Directions:
Extract every line that includes the string "label".

Records supplied:
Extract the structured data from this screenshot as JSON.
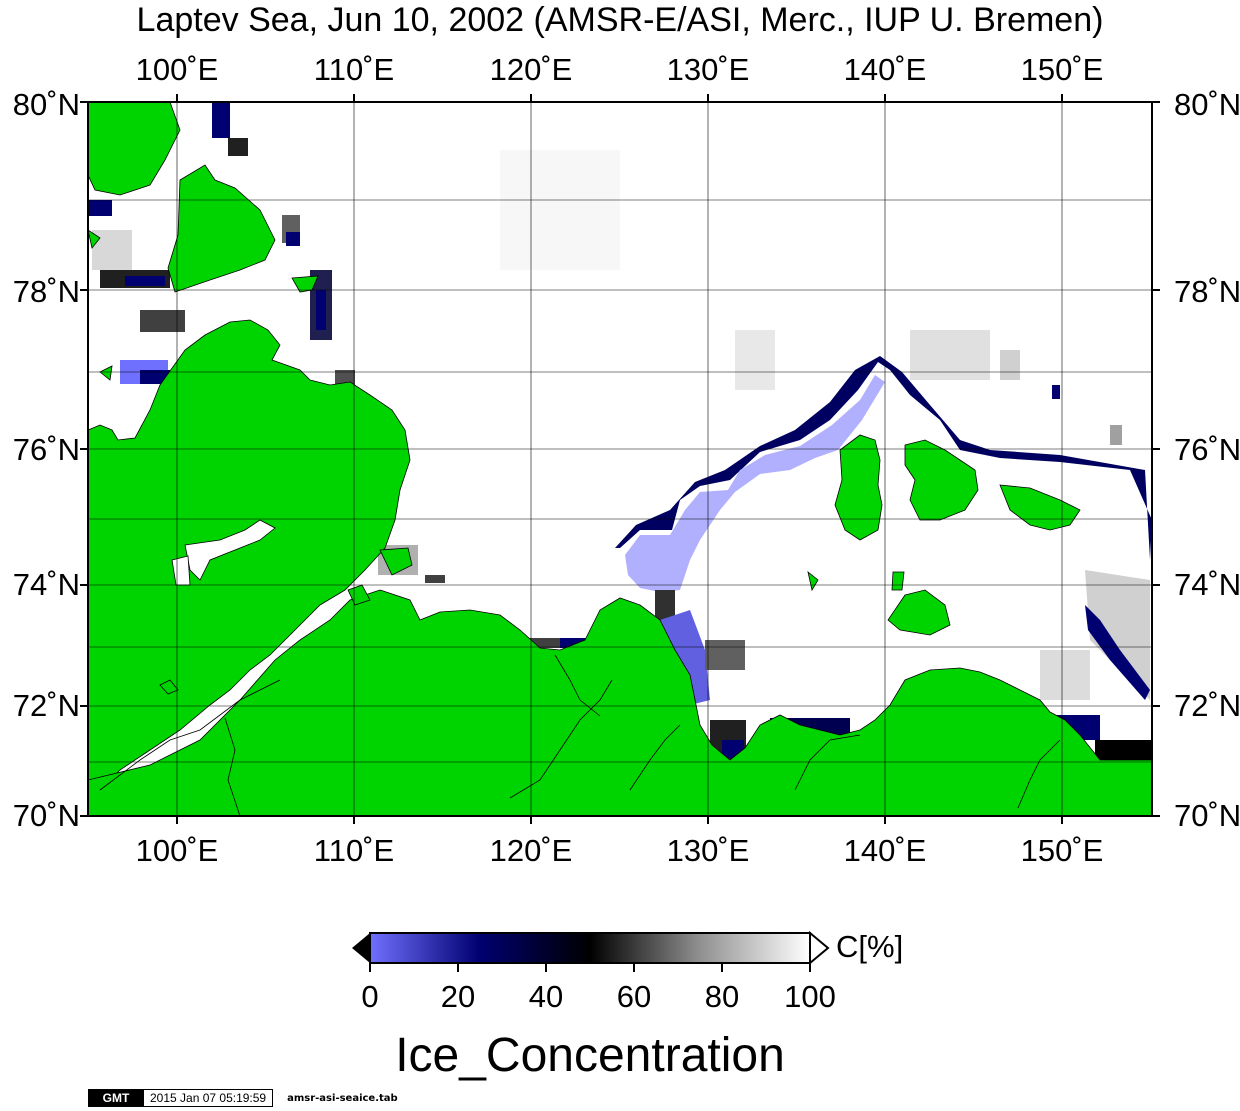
{
  "title": "Laptev Sea, Jun 10, 2002 (AMSR-E/ASI, Merc., IUP U. Bremen)",
  "map": {
    "projection": "Mercator",
    "lon_range": [
      95,
      155
    ],
    "lat_range": [
      70,
      80
    ],
    "lon_ticks": [
      {
        "value": 100,
        "label": "100˚E"
      },
      {
        "value": 110,
        "label": "110˚E"
      },
      {
        "value": 120,
        "label": "120˚E"
      },
      {
        "value": 130,
        "label": "130˚E"
      },
      {
        "value": 140,
        "label": "140˚E"
      },
      {
        "value": 150,
        "label": "150˚E"
      }
    ],
    "lat_ticks": [
      {
        "value": 70,
        "label": "70˚N"
      },
      {
        "value": 72,
        "label": "72˚N"
      },
      {
        "value": 74,
        "label": "74˚N"
      },
      {
        "value": 76,
        "label": "76˚N"
      },
      {
        "value": 78,
        "label": "78˚N"
      },
      {
        "value": 80,
        "label": "80˚N"
      }
    ],
    "land_color": "#00d400",
    "open_water_color": "#ffffff",
    "grid": true
  },
  "colorbar": {
    "unit": "C[%]",
    "title": "Ice_Concentration",
    "ticks": [
      "0",
      "20",
      "40",
      "60",
      "80",
      "100"
    ],
    "range": [
      0,
      100
    ],
    "stops": [
      "#7070ff",
      "#000070",
      "#000000",
      "#909090",
      "#ffffff"
    ]
  },
  "footer": {
    "logo": "GMT",
    "timestamp": "2015 Jan 07 05:19:59",
    "command": "amsr-asi-seaice.tab"
  }
}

The result:
        "label": "100˚E"
        "label": "110˚E"
        "label": "120˚E"
        "label": "130˚E"
        "label": "140˚E"
        "label": "150˚E"
        "label": "70˚N"
        "label": "72˚N"
        "label": "74˚N"
        "label": "76˚N"
        "label": "78˚N"
        "label": "80˚N"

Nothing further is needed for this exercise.